START Information supplied

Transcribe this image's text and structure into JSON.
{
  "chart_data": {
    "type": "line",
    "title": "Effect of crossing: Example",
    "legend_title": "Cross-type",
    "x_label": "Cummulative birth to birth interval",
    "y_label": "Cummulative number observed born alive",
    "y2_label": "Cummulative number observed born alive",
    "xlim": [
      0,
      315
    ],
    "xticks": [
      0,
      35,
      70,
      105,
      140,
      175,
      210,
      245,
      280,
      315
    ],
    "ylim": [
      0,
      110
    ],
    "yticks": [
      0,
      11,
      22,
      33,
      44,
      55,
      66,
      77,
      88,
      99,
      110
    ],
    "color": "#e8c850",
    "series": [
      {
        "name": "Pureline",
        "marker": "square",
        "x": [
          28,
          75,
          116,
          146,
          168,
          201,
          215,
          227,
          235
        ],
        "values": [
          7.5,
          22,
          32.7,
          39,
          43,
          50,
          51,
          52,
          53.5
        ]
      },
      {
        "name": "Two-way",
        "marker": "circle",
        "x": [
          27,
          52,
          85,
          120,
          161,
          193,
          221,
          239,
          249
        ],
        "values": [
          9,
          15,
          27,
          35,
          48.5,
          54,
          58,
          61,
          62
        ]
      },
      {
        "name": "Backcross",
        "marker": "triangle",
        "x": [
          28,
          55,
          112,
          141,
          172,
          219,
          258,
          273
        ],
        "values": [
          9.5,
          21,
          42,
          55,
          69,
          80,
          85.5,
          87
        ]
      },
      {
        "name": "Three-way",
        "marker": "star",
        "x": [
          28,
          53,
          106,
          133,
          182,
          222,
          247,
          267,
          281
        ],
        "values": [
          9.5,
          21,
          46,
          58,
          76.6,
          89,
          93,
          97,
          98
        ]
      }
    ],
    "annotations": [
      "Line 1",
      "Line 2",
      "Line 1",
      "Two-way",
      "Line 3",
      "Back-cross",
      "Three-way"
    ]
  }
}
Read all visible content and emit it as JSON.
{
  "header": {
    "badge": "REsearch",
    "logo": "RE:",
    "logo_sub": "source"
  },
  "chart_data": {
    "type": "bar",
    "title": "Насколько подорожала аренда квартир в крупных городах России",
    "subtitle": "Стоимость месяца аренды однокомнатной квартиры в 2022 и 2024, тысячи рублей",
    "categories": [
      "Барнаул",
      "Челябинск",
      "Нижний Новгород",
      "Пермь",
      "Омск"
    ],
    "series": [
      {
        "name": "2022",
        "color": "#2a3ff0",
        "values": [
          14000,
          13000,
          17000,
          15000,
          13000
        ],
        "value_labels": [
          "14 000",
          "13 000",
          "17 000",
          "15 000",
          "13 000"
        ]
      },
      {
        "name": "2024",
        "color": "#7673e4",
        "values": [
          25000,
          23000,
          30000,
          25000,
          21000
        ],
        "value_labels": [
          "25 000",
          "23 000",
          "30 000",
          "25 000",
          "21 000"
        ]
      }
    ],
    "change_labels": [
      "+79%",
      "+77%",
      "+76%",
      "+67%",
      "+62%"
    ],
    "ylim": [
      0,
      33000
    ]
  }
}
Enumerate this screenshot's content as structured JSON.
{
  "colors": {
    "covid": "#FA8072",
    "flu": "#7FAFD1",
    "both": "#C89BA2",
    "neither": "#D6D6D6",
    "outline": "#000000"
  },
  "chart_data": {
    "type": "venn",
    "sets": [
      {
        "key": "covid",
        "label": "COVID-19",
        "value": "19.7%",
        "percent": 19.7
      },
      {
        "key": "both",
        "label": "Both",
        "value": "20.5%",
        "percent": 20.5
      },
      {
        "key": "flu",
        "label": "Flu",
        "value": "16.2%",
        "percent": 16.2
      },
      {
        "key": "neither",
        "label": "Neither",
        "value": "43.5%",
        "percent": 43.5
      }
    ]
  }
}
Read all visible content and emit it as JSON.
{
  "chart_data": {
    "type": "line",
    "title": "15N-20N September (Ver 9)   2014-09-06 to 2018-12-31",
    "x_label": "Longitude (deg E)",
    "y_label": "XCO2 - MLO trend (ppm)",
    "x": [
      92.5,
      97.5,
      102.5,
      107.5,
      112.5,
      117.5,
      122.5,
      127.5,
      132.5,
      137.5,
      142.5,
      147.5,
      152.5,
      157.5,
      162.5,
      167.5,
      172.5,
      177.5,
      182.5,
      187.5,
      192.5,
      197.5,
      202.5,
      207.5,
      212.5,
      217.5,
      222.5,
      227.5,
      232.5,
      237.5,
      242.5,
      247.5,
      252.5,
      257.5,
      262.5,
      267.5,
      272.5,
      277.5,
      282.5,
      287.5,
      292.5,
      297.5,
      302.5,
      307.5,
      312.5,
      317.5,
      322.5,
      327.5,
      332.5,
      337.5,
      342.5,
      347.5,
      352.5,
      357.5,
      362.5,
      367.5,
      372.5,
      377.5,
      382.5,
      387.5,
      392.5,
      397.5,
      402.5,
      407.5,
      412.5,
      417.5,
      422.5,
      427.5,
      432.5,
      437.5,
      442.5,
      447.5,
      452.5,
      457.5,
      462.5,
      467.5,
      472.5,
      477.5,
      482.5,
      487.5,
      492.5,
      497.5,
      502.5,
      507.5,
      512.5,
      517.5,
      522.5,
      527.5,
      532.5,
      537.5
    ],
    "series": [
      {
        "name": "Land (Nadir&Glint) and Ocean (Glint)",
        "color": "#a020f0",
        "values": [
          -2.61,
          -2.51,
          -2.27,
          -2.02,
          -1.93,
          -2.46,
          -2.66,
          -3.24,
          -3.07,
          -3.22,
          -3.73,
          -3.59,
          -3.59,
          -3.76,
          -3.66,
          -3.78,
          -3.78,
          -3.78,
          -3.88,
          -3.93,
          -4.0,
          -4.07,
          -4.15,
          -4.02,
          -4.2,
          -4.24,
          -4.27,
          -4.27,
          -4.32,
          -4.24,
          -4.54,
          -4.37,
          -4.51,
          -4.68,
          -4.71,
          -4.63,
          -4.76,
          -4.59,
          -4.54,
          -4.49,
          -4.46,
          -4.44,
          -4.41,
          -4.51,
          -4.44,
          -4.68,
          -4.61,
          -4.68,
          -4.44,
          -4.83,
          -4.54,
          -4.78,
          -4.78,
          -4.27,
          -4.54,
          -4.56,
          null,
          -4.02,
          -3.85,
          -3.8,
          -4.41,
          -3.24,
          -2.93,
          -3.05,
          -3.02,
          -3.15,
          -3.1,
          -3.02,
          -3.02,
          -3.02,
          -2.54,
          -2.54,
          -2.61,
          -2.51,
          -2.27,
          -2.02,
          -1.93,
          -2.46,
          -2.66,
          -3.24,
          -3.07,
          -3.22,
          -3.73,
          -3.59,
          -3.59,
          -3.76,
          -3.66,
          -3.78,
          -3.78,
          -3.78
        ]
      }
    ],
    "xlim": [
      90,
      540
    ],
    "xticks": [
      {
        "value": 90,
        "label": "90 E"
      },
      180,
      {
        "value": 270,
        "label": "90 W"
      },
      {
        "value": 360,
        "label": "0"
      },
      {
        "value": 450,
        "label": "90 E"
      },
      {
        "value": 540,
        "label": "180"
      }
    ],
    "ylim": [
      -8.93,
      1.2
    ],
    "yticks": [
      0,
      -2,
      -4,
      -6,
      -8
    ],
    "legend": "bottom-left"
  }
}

END Information supplied

● **Stated goal**
Return each line in the records that holds the string "born".

● **Result**
    "y_label": "Cummulative number observed born alive",
    "y2_label": "Cummulative number observed born alive",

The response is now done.